Find "Parse this screenshot: output" in the records that follow; print that line and each subsequent line through the last one, verbatim and with nothing added.

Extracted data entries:
--- --- ---

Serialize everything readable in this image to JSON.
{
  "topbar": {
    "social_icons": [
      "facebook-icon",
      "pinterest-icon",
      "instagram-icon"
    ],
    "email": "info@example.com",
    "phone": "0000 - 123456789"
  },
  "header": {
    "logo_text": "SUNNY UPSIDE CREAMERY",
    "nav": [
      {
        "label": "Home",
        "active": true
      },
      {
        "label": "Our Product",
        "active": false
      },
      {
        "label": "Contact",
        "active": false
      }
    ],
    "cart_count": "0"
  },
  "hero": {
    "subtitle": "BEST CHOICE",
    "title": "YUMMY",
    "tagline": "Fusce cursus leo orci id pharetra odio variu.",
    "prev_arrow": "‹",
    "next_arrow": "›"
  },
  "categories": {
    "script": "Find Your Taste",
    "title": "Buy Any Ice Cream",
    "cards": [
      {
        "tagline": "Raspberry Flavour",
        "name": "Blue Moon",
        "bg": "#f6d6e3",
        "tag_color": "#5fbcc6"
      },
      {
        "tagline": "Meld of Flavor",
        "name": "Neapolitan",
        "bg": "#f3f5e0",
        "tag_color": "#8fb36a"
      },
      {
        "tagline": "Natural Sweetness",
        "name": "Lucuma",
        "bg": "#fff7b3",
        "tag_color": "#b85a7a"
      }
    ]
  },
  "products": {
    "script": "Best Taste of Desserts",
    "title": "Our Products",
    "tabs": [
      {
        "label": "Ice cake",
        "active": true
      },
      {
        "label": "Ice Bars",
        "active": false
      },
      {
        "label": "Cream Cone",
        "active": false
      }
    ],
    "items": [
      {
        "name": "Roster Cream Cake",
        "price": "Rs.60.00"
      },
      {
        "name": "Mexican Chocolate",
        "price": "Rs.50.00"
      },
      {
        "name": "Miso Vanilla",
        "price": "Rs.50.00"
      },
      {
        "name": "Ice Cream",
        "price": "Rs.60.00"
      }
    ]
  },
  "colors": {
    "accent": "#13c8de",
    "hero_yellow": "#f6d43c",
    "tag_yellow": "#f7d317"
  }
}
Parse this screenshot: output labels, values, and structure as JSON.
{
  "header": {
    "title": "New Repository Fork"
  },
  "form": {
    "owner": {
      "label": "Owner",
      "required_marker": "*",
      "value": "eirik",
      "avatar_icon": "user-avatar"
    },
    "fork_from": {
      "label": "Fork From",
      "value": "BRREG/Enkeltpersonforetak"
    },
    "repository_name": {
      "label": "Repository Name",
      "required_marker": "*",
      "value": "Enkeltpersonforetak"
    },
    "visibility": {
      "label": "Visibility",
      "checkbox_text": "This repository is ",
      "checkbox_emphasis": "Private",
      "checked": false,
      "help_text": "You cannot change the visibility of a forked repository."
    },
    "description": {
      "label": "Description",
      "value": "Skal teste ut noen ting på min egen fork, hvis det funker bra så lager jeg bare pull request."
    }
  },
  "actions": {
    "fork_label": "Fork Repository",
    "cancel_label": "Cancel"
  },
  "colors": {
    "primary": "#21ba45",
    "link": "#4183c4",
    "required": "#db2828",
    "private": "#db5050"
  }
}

--- --- ---

### Answer to the exercise
Parse this screenshot: output labels, values, and structure as JSON.
{
  "header": {
    "title": "New Repository Fork"
  },
  "form": {
    "owner": {
      "label": "Owner",
      "required_marker": "*",
      "value": "eirik",
      "avatar_icon": "user-avatar"
    },
    "fork_from": {
      "label": "Fork From",
      "value": "BRREG/Enkeltpersonforetak"
    },
    "repository_name": {
      "label": "Repository Name",
      "required_marker": "*",
      "value": "Enkeltpersonforetak"
    },
    "visibility": {
      "label": "Visibility",
      "checkbox_text": "This repository is ",
      "checkbox_emphasis": "Private",
      "checked": false,
      "help_text": "You cannot change the visibility of a forked repository."
    },
    "description": {
      "label": "Description",
      "value": "Skal teste ut noen ting på min egen fork, hvis det funker bra så lager jeg bare pull request."
    }
  },
  "actions": {
    "fork_label": "Fork Repository",
    "cancel_label": "Cancel"
  },
  "colors": {
    "primary": "#21ba45",
    "link": "#4183c4",
    "required": "#db2828",
    "private": "#db5050"
  }
}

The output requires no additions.